---- Page excerpt

Jack Tatum, executive director of Bruce, said that 131 out of 141 students at Noah’s Ark have stayed on since the merger several weeks ago, as have nine out of 10 of the teachers. They continue to operate from the building at 334 W. Brown St. that was the home of Noah’s Ark.

The circumstances that brought the end of Noah’s Ark are not clear. Clara Wright, who was executive director of the school, declined to speak to a reporter. A spokesman for the Internal Revenue Service said he could not answer questions about whether the school had encountered problems meeting tax requirements.

Approached in January

Tatum said he was approached about taking over the school in early January. He said the parents of Noah’s Ark students had been told that the school had to close. The two schools shared similar education philosophies, he said, and both had Christian orientations. Both served kindergarten through eighth-grade students.

Tatum said state Department of Public Instruction officials who oversee the voucher program — which allows thousands of students from low-income Milwaukee families to attend private schools — were cooperative in allowing the transition to go forward.

--------
---- Provided data

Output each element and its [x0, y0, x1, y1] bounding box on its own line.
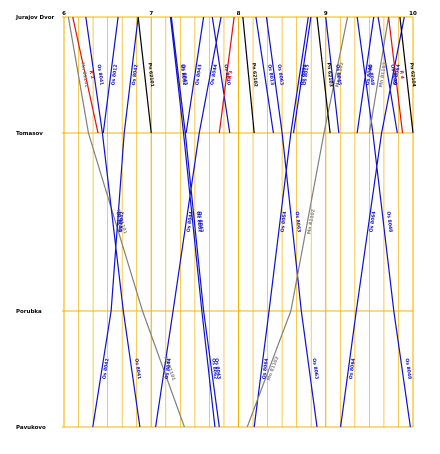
station-lines [62, 16, 413, 428]
station-label: Jurajov Dvor [15, 15, 54, 21]
train-label: Os 8046 [365, 64, 374, 86]
train-path [399, 16, 414, 134]
train-label: Os 8045 [334, 64, 342, 86]
train-label: Os 8041 [96, 64, 105, 86]
train-label: Os 8013 [266, 64, 275, 86]
station-label: Tomasov [16, 131, 43, 137]
train-label: Os 8064 [261, 358, 270, 380]
train-label: Os 8020 [389, 64, 398, 86]
train-label: Os 8012 [110, 64, 119, 86]
train-path [85, 16, 141, 428]
train-label: R 3 [227, 70, 234, 79]
train-label: Os 8042 [118, 211, 126, 232]
train-label: Os 8041 [115, 211, 123, 233]
train-path [292, 16, 312, 134]
train-path [368, 16, 390, 134]
hour-label: 9 [324, 11, 328, 17]
train-label: Os 8064 [392, 64, 402, 86]
train-label: Os 8048 [367, 64, 376, 86]
train-label: Os 8044 [186, 211, 195, 233]
train-path [72, 16, 99, 134]
train-label: Mn 81102 [334, 62, 345, 88]
train-path [67, 16, 185, 428]
train-label: Pn 62102 [250, 63, 258, 88]
train-path [137, 16, 152, 134]
train-path [255, 16, 274, 134]
train-label: Os 8043 [213, 358, 222, 380]
train-label: R 4 [398, 70, 405, 79]
train-path [169, 16, 216, 428]
train-label: Os 8064 [280, 211, 289, 233]
train-label: Os 8015 [302, 64, 311, 86]
station-label: Porubka [16, 309, 42, 315]
train-path [387, 16, 404, 134]
train-path [211, 16, 231, 134]
train-label: Os 8064 [299, 64, 308, 86]
train-label: Pn 62104 [408, 62, 417, 87]
station-label: Pavukovo [16, 425, 46, 431]
time-grid [63, 17, 414, 427]
train-path [253, 16, 309, 428]
train-label: Os 8043 [180, 64, 188, 86]
train-label: Os 8063 [276, 64, 285, 86]
train-label: Mn 81101 [79, 62, 89, 88]
train-label: Os 8062 [179, 64, 187, 86]
train-path [377, 16, 398, 134]
train-label: Os 8020 [223, 64, 232, 86]
train-paths [67, 16, 414, 428]
train-path [325, 16, 340, 134]
train-label: Os 8042 [101, 358, 110, 380]
train-label: Os 8048 [404, 358, 413, 380]
train-label: R 2 [88, 70, 96, 79]
train-label: Os 8043 [196, 211, 204, 233]
train-path [155, 16, 222, 428]
train-label: Os 8043 [194, 64, 203, 86]
train-label: Pn 62103 [325, 62, 334, 87]
train-label: Os 8041 [133, 358, 142, 380]
train-label: Pn 62101 [146, 63, 155, 88]
train-path [92, 16, 139, 428]
train-path [170, 16, 220, 428]
train-path [242, 16, 255, 134]
train-label: Mn 81103 [378, 62, 388, 88]
train-label: Os 8064 [368, 211, 377, 233]
hour-label: 8 [237, 11, 241, 17]
hour-label: 7 [149, 11, 153, 17]
train-label: Os 8062 [210, 358, 218, 380]
train-path [218, 16, 235, 134]
train-path [102, 16, 119, 134]
train-label: Os 8048 [385, 211, 393, 233]
train-label: Os 8063 [294, 211, 302, 233]
hour-label: 10 [409, 11, 417, 17]
train-path [265, 16, 318, 428]
train-path [356, 16, 375, 134]
train-label: Mn 81102 [306, 209, 317, 235]
hour-label: 6 [62, 11, 66, 17]
train-label: Os 8044 [209, 64, 219, 86]
labels: Jurajov Dvor Tomasov Porubka Pavukovo 6 7 8 9 10… [15, 11, 417, 431]
train-label: Os 8063 [311, 358, 320, 380]
train-label: Os 8044 [164, 358, 173, 380]
train-label: Os 8042 [131, 64, 139, 86]
train-path [185, 16, 205, 134]
train-path [246, 16, 349, 428]
train-path [339, 16, 405, 428]
train-label: Os 8062 [195, 211, 203, 233]
train-label: Os 8064 [348, 358, 357, 380]
train-path [316, 16, 331, 134]
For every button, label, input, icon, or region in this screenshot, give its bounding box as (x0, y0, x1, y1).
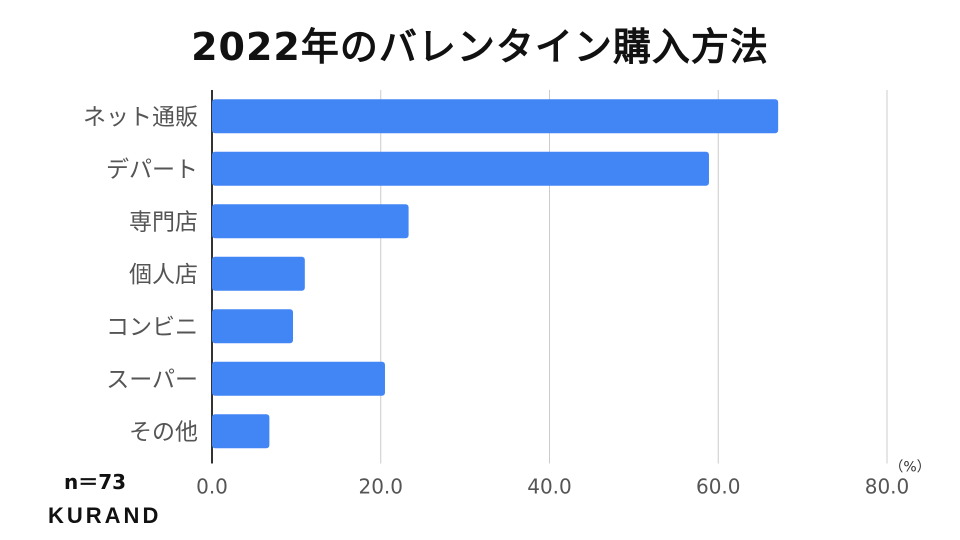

--------

### [Task details]
Can you repeat the entire news excerpt about the Noah's Ark school merger word for word? These records have nothing to do with the news excerpt about the Noah's Ark school.

### [Solution to the exercise]
Jack Tatum, executive director of Bruce, said that 131 out of 141 students at Noah’s Ark have stayed on since the merger several weeks ago, as have nine out of 10 of the teachers. They continue to operate from the building at 334 W. Brown St. that was the home of Noah’s Ark.

The circumstances that brought the end of Noah’s Ark are not clear. Clara Wright, who was executive director of the school, declined to speak to a reporter. A spokesman for the Internal Revenue Service said he could not answer questions about whether the school had encountered problems meeting tax requirements.

Approached in January

Tatum said he was approached about taking over the school in early January. He said the parents of Noah’s Ark students had been told that the school had to close. The two schools shared similar education philosophies, he said, and both had Christian orientations. Both served kindergarten through eighth-grade students.

Tatum said state Department of Public Instruction officials who oversee the voucher program — which allows thousands of students from low-income Milwaukee families to attend private schools — were cooperative in allowing the transition to go forward.